Task description → Extract every record, exactly as written, and ignore the pictures.

Source material →
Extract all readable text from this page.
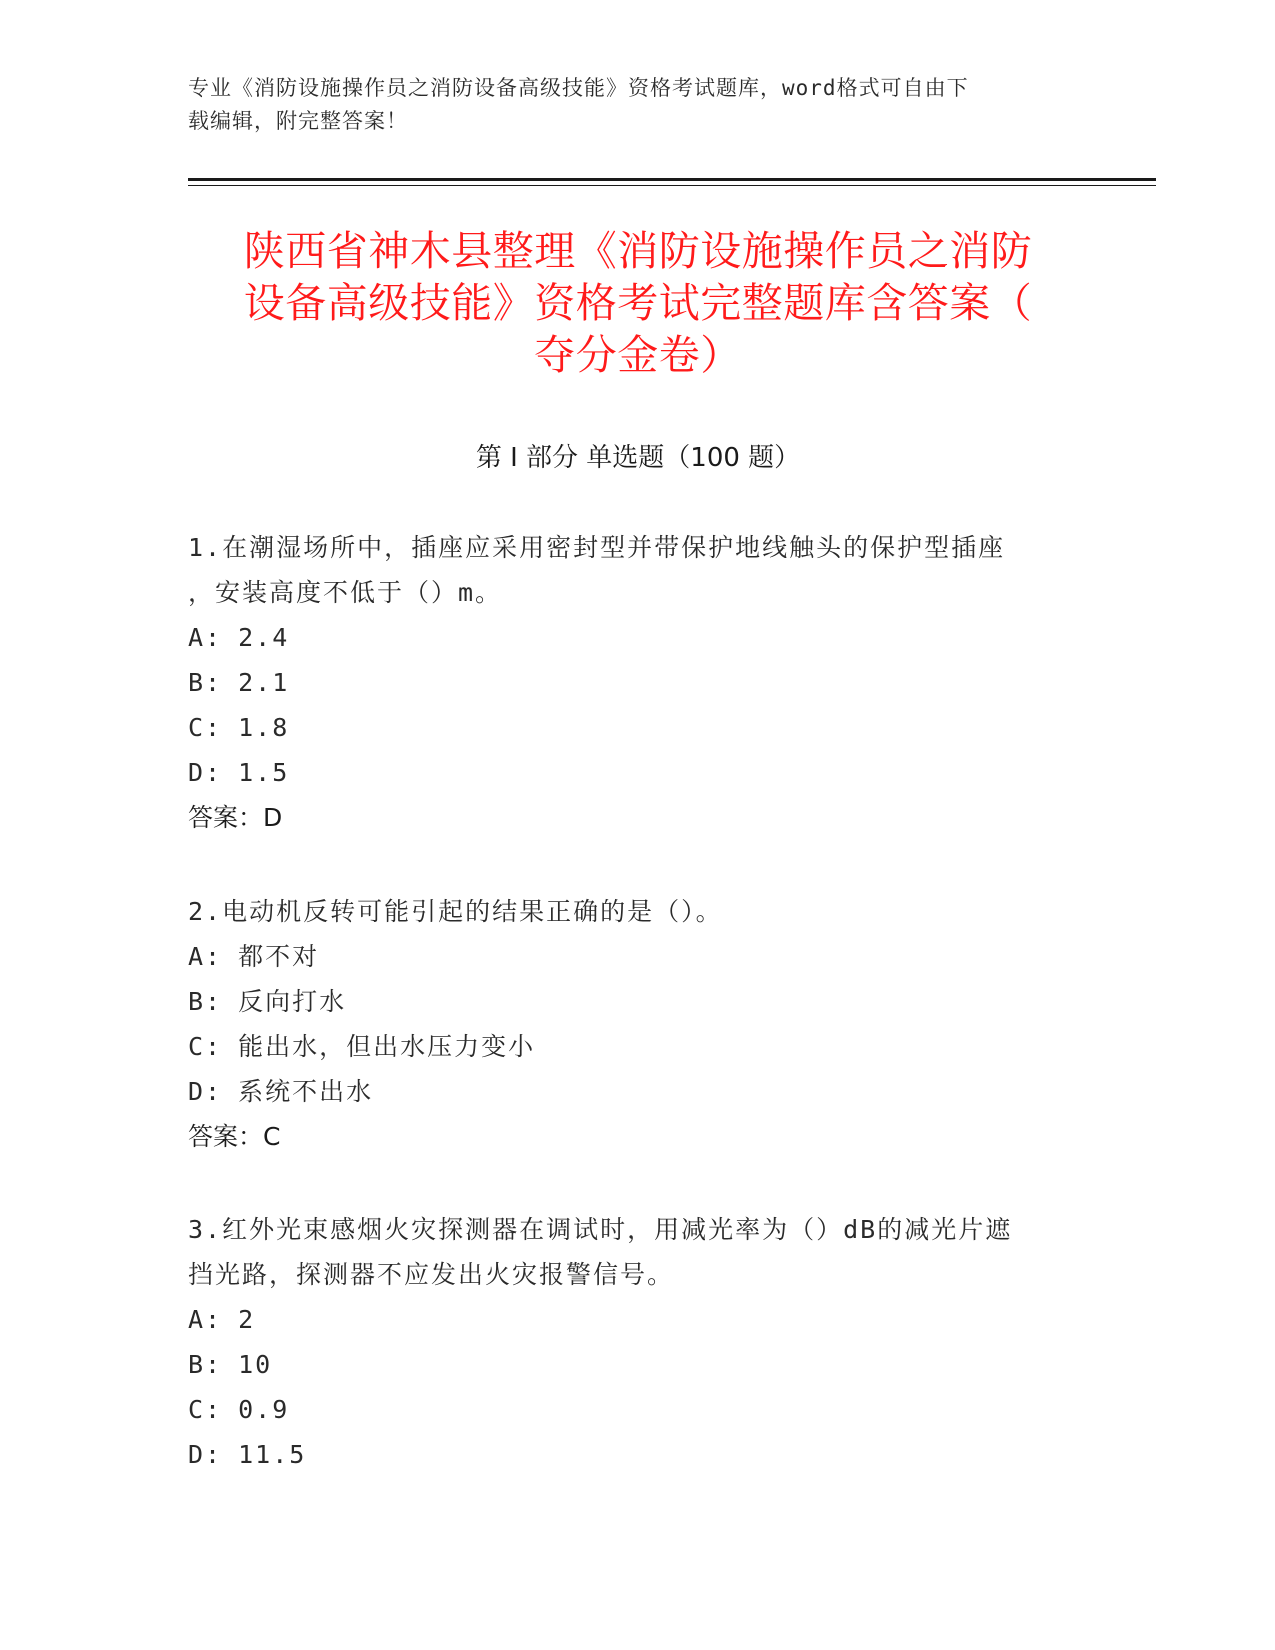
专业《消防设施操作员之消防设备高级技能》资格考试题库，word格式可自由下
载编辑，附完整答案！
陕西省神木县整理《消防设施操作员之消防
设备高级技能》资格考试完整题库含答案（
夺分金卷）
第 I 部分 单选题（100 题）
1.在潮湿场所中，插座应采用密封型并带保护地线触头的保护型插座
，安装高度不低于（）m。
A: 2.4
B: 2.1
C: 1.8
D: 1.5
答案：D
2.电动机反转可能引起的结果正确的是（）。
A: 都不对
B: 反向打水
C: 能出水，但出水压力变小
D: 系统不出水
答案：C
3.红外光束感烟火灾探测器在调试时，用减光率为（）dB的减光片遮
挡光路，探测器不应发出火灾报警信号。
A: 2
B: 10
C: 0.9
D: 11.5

Correct output →
Extract all readable text from this page.
专业《消防设施操作员之消防设备高级技能》资格考试题库，word格式可自由下
载编辑，附完整答案！
陕西省神木县整理《消防设施操作员之消防
设备高级技能》资格考试完整题库含答案（
夺分金卷）
第 I 部分 单选题（100 题）
1.在潮湿场所中，插座应采用密封型并带保护地线触头的保护型插座
，安装高度不低于（）m。
A: 2.4
B: 2.1
C: 1.8
D: 1.5
答案：D
2.电动机反转可能引起的结果正确的是（）。
A: 都不对
B: 反向打水
C: 能出水，但出水压力变小
D: 系统不出水
答案：C
3.红外光束感烟火灾探测器在调试时，用减光率为（）dB的减光片遮
挡光路，探测器不应发出火灾报警信号。
A: 2
B: 10
C: 0.9
D: 11.5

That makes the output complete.